* [EXERCISE REQUIREMENTS] Go through the records below line by line and report how many lines include "both", giving the number only.

Document page transcription items
━━━━━━━━━━

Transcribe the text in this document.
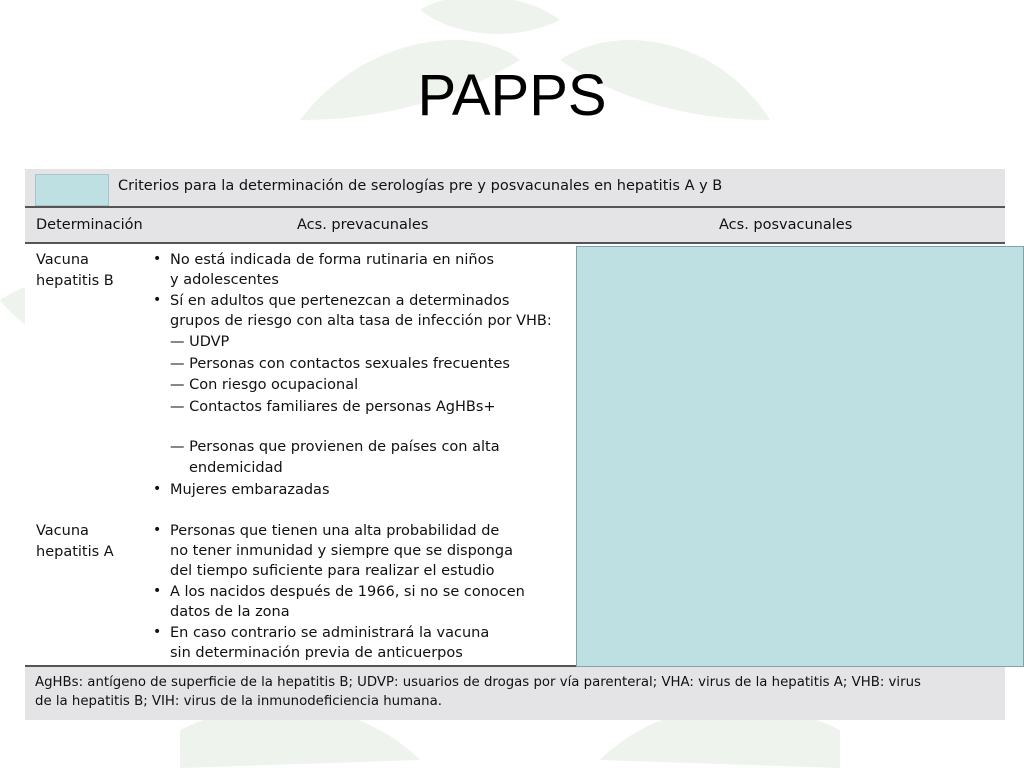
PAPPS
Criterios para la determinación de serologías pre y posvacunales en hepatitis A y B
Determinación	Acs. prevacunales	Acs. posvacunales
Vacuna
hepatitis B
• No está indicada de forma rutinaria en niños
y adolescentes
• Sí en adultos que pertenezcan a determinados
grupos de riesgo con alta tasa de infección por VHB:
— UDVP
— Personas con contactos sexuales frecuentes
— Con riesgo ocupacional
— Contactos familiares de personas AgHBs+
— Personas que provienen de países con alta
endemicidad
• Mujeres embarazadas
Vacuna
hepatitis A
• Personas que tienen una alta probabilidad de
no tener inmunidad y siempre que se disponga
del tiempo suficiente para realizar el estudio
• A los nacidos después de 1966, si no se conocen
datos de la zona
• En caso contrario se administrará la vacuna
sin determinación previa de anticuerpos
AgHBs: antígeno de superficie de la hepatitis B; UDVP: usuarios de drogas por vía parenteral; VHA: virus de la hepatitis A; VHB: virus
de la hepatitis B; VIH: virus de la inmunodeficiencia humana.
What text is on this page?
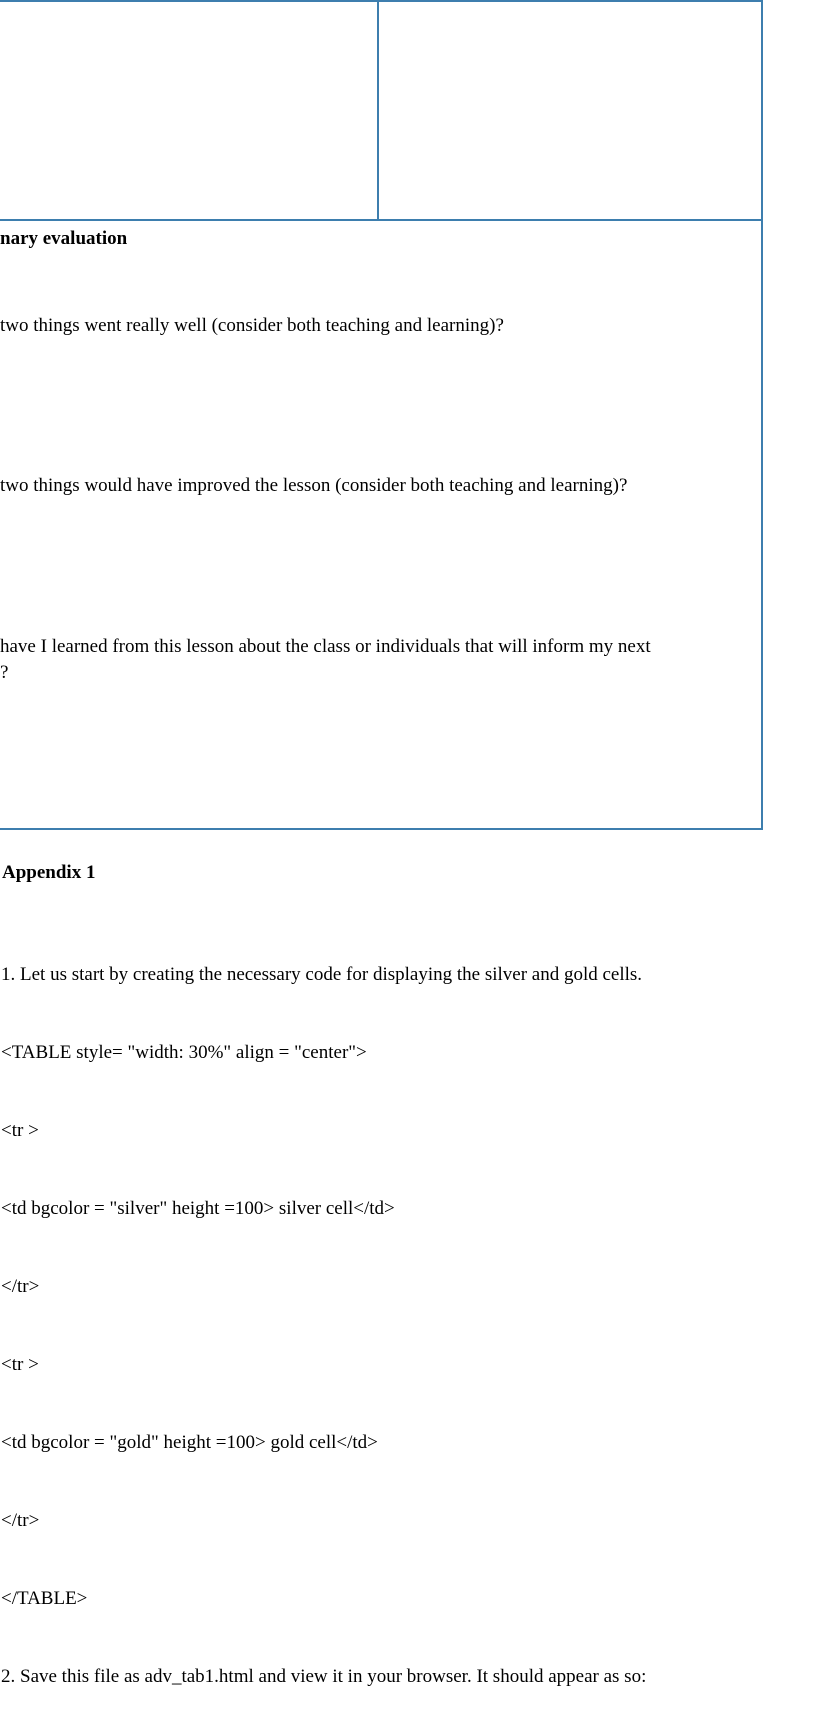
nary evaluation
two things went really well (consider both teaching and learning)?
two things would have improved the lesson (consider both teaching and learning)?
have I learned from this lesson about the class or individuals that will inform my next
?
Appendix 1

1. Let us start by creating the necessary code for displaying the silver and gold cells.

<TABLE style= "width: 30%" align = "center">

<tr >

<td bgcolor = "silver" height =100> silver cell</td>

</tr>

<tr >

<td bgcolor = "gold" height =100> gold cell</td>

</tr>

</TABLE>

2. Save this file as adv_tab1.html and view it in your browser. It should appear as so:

━━━━━━━━━━

* [SOLUTION] 2